### LISTED RECORDS
* * * * *

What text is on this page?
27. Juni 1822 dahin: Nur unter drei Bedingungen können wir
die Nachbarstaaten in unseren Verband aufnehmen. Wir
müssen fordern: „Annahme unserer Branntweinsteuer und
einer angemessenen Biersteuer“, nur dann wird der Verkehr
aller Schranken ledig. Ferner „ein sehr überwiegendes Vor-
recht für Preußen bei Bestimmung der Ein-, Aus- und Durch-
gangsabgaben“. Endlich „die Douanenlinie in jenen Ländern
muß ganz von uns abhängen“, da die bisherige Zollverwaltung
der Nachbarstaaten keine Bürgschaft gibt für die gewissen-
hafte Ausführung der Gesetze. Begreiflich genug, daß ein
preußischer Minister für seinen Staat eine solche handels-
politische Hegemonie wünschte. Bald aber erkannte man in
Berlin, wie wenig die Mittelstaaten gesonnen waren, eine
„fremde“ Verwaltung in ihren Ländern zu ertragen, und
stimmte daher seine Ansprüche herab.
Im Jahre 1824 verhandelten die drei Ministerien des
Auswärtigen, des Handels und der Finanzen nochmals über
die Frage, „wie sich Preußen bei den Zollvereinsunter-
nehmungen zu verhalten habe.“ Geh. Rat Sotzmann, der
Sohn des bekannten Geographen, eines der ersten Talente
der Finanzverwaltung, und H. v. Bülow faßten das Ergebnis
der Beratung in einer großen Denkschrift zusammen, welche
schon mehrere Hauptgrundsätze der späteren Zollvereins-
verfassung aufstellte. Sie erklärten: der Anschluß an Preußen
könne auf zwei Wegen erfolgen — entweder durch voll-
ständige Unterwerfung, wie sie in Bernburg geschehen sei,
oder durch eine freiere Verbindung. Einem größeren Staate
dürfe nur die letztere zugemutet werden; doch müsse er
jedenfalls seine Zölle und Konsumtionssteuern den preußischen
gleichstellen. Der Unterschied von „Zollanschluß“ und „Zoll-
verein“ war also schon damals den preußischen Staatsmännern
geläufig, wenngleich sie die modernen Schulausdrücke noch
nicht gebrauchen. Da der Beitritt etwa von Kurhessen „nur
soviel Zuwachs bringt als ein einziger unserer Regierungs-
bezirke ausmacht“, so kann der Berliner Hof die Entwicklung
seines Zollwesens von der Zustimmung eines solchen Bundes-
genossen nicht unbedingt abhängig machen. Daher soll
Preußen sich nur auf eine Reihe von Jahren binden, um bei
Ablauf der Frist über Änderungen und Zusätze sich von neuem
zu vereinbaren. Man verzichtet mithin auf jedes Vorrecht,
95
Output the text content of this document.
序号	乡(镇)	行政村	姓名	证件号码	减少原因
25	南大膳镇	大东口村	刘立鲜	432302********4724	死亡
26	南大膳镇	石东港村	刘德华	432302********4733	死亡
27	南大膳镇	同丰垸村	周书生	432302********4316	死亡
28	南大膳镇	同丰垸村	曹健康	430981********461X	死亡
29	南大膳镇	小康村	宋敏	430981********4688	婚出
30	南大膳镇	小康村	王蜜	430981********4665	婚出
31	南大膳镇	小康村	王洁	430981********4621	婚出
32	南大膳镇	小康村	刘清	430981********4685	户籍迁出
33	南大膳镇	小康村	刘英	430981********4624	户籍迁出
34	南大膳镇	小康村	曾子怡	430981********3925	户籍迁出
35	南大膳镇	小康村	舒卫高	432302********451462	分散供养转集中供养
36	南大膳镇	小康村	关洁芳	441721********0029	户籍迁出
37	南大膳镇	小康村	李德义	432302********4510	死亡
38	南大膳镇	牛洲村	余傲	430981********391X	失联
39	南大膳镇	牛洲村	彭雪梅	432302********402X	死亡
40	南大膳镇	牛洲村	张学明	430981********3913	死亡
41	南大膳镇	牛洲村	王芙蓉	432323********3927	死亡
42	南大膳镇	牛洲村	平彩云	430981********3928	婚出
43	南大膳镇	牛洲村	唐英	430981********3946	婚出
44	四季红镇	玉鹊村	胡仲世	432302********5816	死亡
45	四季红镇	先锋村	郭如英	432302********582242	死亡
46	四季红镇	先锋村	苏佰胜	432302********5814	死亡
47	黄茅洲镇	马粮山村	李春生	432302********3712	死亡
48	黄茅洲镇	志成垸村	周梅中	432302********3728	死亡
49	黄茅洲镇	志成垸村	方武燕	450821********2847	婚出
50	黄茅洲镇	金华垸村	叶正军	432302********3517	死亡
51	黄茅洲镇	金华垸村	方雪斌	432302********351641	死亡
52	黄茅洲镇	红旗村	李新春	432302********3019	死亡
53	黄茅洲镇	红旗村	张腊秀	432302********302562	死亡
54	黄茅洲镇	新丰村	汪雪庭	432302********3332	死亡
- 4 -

* * * * *

### STATED GOAL
Locate the lines above that hold the word "金华垸村". Show every one of them.

### RESPONSE TO THIS EXERCISE
50	黄茅洲镇	金华垸村	叶正军	432302********3517	死亡
51	黄茅洲镇	金华垸村	方雪斌	432302********351641	死亡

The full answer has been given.